== Your objective ==
Work out how many lines of the listing hold the string "overbought", then answer with that number and nothing else.

== Supplied material ==
-----

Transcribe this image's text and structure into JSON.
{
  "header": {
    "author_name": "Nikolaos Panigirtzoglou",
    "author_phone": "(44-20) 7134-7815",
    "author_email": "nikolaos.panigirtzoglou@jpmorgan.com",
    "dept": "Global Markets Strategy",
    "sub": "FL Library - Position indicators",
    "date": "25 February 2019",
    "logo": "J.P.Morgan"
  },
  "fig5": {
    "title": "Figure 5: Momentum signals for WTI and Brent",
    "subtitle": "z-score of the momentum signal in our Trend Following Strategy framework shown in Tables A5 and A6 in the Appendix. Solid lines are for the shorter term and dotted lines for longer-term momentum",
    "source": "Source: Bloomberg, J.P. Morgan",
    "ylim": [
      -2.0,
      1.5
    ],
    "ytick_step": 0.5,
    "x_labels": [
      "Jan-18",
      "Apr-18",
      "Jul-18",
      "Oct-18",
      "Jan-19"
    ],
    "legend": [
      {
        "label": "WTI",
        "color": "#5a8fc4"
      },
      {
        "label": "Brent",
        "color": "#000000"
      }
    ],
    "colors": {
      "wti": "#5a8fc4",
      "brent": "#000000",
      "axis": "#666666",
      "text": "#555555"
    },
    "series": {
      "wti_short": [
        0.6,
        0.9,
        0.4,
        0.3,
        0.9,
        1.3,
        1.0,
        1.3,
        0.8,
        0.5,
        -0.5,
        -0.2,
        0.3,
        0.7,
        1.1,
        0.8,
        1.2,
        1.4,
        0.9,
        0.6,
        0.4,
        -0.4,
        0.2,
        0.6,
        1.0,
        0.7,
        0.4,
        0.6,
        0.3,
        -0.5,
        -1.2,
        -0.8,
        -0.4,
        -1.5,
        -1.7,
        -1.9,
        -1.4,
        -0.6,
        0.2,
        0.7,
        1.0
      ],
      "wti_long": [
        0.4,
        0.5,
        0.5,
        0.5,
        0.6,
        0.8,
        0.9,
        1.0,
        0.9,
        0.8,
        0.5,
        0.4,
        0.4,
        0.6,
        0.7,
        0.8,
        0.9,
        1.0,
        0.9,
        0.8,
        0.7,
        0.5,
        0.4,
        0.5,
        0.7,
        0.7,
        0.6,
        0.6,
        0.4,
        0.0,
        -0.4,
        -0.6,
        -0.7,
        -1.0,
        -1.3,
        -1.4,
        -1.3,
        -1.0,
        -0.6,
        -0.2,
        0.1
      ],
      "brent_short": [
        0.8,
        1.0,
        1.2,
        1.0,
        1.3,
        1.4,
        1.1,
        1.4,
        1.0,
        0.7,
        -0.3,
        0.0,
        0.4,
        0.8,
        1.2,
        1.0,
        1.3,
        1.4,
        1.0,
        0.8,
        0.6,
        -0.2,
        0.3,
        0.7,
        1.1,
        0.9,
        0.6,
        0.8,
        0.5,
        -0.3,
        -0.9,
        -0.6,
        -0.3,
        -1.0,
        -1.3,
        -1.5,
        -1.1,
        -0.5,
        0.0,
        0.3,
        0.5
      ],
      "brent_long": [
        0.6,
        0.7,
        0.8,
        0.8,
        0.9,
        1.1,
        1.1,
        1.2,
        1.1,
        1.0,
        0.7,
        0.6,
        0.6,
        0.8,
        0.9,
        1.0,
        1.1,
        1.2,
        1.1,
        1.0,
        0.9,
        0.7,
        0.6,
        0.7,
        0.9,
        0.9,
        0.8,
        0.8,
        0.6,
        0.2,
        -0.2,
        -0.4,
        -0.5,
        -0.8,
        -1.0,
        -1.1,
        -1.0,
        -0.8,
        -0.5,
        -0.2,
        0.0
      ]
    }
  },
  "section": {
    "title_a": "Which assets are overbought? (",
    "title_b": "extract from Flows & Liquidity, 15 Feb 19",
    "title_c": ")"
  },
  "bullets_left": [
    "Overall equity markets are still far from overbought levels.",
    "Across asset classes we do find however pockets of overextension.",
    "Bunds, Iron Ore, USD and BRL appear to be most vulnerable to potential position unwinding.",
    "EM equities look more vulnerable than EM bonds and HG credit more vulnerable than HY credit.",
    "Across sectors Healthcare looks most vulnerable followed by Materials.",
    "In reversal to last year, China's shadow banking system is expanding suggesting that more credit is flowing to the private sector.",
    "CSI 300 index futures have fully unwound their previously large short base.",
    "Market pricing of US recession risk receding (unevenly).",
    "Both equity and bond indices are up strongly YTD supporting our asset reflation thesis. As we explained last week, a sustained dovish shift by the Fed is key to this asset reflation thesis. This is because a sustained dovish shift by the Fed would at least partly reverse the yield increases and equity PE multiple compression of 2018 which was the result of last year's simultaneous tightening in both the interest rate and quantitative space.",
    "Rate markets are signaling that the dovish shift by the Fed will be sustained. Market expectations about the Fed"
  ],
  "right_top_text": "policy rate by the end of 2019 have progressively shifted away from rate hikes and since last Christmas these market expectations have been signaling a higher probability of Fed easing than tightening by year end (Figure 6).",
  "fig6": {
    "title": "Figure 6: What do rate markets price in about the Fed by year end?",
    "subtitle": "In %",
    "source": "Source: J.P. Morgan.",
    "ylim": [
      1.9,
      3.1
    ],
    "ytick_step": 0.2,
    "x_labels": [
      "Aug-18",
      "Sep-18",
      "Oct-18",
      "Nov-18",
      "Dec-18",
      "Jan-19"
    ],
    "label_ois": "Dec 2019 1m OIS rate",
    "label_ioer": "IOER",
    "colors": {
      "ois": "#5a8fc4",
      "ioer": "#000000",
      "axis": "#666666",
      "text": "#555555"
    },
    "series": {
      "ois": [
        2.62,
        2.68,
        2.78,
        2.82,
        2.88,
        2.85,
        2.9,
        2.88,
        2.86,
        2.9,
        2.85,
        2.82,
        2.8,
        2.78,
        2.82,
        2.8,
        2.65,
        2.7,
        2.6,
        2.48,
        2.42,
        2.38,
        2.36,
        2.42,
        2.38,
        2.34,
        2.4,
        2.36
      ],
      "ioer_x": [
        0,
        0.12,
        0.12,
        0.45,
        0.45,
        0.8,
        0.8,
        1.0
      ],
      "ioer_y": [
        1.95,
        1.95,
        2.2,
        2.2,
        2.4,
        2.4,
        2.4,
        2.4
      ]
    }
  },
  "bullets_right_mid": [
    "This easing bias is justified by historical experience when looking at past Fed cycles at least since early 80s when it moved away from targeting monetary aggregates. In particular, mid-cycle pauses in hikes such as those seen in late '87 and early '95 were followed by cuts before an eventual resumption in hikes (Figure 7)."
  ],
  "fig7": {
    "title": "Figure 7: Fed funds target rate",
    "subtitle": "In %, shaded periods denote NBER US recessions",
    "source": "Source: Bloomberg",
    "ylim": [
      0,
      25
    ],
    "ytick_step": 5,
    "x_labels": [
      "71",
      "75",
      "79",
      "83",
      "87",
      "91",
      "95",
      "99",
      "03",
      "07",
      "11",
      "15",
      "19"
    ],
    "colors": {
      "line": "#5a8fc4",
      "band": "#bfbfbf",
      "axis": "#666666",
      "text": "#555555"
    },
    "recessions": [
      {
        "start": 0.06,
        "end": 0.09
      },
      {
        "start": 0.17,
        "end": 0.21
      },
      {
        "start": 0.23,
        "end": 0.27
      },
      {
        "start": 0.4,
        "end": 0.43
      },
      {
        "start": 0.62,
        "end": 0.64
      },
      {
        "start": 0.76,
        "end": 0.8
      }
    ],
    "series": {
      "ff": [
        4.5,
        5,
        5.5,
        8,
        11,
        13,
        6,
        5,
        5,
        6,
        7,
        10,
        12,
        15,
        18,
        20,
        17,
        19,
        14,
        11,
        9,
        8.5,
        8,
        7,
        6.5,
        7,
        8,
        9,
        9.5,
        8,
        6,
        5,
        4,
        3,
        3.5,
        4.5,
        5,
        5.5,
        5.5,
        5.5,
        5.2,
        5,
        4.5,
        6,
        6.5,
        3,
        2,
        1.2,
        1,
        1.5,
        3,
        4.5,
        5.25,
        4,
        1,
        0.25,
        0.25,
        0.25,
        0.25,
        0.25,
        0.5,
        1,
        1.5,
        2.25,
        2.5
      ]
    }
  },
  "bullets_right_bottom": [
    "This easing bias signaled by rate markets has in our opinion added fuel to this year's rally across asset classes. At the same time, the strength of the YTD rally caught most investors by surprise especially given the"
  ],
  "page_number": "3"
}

-----

== Finished answer ==
2